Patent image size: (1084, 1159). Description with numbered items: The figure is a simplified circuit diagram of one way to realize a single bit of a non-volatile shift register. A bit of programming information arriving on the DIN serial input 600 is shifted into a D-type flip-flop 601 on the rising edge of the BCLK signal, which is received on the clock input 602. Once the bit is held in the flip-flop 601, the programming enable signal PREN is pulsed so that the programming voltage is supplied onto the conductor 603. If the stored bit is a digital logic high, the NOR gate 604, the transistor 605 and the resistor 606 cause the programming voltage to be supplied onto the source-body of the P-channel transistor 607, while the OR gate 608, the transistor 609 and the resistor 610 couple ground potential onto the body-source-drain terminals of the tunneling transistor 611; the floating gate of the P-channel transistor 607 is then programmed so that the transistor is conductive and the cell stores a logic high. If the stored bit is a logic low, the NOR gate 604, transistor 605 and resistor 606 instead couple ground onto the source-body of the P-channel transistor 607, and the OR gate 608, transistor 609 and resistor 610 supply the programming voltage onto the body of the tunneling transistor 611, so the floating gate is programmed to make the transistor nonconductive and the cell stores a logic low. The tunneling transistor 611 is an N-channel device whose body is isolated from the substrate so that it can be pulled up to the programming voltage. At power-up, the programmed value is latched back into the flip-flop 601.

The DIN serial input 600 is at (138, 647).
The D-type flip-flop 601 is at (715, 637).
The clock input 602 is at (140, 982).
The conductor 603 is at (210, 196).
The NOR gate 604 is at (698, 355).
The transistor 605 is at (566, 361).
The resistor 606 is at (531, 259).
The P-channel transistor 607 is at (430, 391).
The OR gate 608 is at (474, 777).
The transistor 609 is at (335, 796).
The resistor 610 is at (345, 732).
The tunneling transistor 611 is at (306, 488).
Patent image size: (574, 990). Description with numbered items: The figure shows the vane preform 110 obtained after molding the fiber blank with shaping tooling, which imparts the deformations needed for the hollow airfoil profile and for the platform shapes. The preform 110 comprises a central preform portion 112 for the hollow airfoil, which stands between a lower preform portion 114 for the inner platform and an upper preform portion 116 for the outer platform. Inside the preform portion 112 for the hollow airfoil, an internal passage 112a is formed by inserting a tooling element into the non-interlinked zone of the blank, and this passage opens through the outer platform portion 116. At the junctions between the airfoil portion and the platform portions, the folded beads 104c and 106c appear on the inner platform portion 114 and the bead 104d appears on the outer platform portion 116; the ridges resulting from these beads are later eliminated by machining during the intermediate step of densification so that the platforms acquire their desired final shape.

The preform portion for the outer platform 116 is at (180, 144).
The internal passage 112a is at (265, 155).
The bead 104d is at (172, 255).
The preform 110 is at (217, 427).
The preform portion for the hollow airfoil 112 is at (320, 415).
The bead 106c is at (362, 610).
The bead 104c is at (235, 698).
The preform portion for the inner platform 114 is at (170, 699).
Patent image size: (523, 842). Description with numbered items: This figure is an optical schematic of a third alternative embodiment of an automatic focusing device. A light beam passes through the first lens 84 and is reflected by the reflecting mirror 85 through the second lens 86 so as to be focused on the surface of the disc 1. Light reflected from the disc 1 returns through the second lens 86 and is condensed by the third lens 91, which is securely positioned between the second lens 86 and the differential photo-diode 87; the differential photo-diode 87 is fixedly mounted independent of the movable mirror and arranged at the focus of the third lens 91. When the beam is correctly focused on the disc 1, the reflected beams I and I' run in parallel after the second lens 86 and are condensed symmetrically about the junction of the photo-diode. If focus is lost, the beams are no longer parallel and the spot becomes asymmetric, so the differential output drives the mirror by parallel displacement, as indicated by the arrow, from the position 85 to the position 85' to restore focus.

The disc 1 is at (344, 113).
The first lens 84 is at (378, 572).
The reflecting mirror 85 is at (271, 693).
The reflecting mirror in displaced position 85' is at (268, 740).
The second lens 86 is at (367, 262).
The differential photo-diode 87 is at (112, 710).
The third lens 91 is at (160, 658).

**CONSIGNE**.
Relevez toutes les lignes de la liste qui contiennent le mot « disc ».

**CORRIGÉ**.
Patent image size: (523, 842). Description with numbered items: This figure is an optical schematic of a third alternative embodiment of an automatic focusing device. A light beam passes through the first lens 84 and is reflected by the reflecting mirror 85 through the second lens 86 so as to be focused on the surface of the disc 1. Light reflected from the disc 1 returns through the second lens 86 and is condensed by the third lens 91, which is securely positioned between the second lens 86 and the differential photo-diode 87; the differential photo-diode 87 is fixedly mounted independent of the movable mirror and arranged at the focus of the third lens 91. When the beam is correctly focused on the disc 1, the reflected beams I and I' run in parallel after the second lens 86 and are condensed symmetrically about the junction of the photo-diode. If focus is lost, the beams are no longer parallel and the spot becomes asymmetric, so the differential output drives the mirror by parallel displacement, as indicated by the arrow, from the position 85 to the position 85' to restore focus.
The disc 1 is at (344, 113).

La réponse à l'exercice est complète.